[Some records]
--- begin ---
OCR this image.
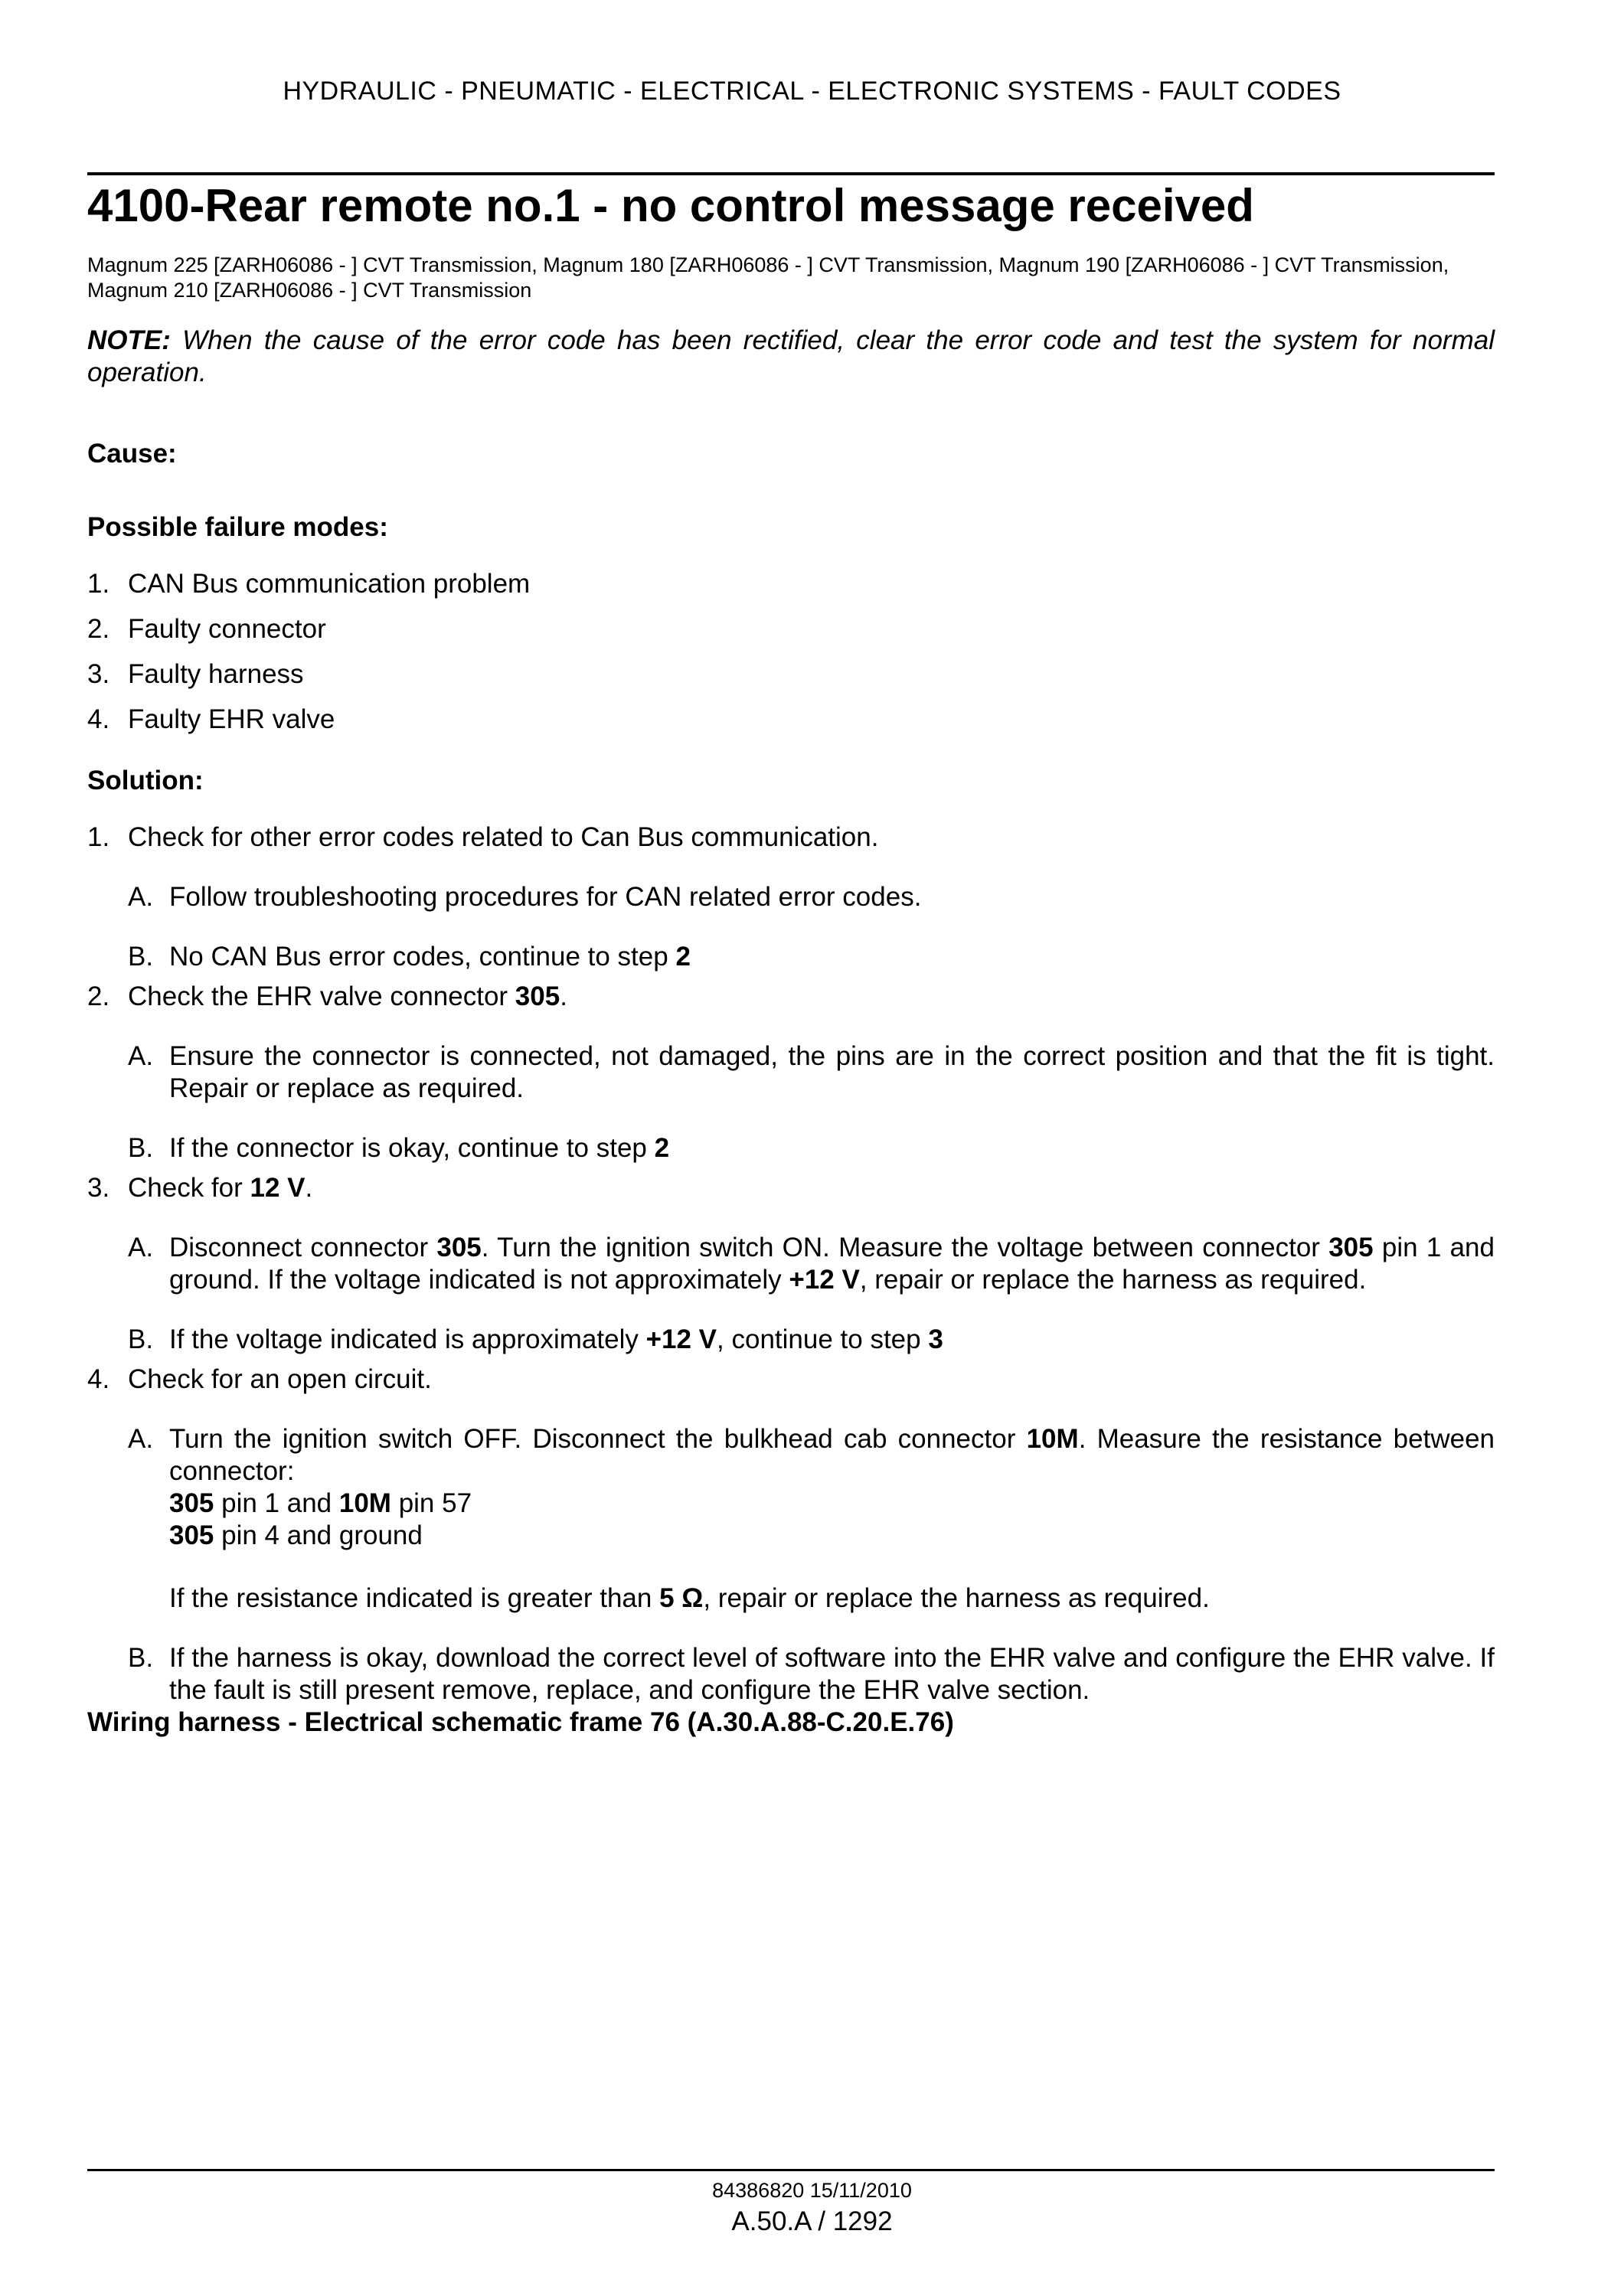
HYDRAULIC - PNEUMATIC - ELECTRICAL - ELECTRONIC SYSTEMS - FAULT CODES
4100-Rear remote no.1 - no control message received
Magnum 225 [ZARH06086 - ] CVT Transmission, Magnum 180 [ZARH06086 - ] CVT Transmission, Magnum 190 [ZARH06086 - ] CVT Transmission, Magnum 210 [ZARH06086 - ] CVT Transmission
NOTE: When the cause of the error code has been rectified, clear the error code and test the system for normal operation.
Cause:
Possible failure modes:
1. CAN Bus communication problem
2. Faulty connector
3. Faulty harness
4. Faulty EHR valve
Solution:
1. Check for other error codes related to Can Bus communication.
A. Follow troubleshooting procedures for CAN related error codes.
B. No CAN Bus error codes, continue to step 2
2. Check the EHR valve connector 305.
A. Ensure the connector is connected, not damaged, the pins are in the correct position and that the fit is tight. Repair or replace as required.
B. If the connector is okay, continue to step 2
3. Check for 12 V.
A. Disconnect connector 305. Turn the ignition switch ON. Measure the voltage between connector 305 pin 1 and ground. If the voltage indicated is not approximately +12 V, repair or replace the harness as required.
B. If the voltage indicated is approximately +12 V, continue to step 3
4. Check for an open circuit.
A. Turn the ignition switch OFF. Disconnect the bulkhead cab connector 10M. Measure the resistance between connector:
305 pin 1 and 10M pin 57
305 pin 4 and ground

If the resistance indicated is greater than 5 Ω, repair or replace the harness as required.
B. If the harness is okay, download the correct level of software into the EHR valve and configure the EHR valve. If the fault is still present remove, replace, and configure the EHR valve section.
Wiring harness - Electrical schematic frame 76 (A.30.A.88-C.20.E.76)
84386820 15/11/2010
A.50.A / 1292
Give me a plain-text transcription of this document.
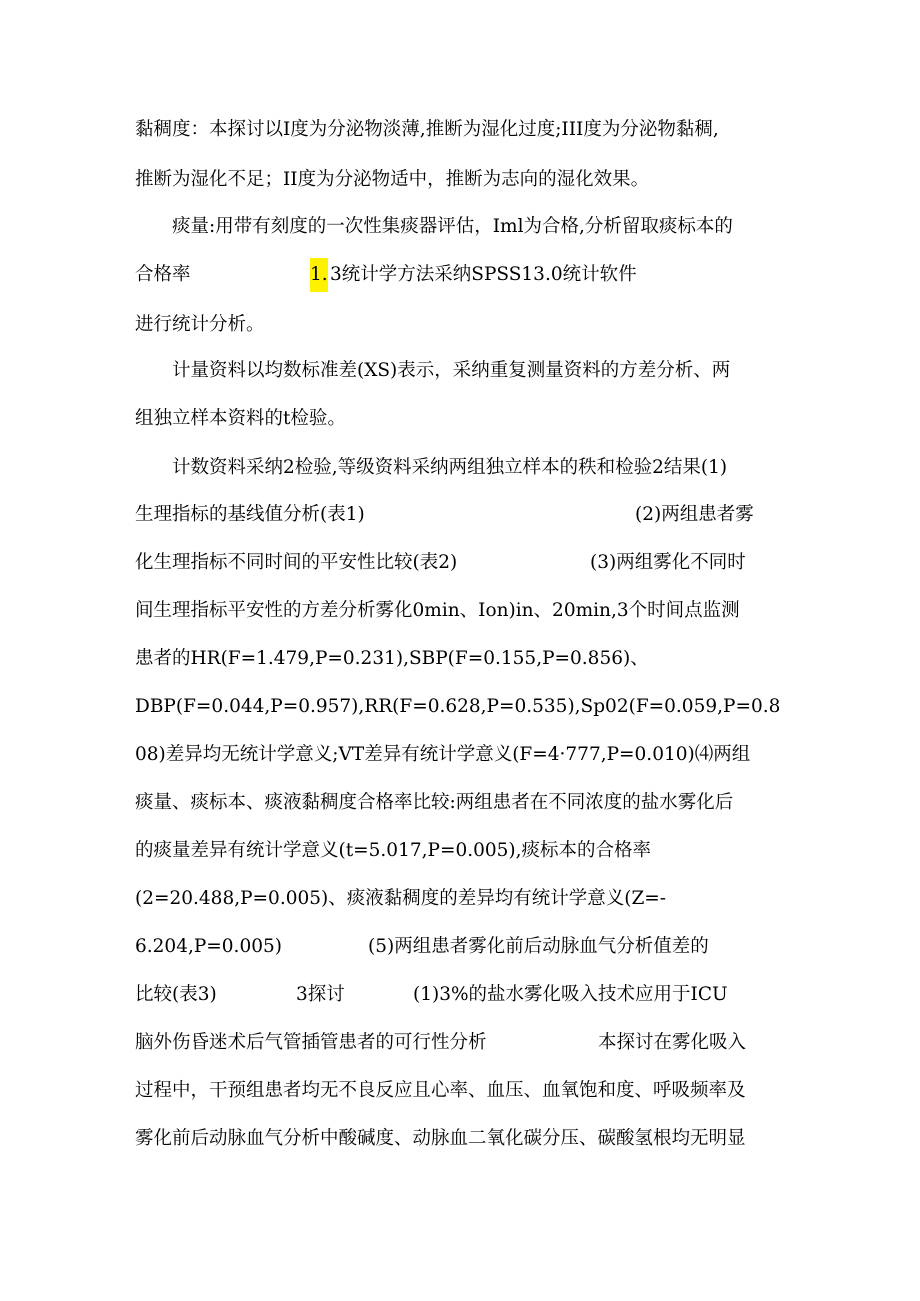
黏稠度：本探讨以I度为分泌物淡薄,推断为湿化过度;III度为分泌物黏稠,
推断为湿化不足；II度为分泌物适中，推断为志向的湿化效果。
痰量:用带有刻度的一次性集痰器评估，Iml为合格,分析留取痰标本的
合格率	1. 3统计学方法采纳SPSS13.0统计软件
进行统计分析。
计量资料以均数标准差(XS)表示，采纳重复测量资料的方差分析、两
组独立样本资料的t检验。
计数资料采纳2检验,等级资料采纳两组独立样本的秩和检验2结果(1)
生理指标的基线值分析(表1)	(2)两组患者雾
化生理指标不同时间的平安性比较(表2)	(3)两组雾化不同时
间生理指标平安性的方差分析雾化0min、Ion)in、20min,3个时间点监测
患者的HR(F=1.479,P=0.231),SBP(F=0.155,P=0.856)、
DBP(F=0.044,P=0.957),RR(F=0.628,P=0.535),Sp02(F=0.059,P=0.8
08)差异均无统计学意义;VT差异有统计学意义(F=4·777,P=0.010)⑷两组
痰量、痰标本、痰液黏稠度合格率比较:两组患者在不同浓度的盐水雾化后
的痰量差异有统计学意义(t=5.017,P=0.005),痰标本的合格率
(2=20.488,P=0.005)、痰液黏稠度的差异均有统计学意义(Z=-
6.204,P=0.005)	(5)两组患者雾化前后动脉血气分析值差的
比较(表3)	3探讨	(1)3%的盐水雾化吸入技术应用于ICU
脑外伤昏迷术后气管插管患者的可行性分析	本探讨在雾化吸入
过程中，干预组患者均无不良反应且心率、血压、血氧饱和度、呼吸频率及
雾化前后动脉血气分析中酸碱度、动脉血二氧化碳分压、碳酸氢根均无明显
--- end ---
[What to do] Work out how many lines of the data above hold the word "this", and write only the count.

[Complete response] 2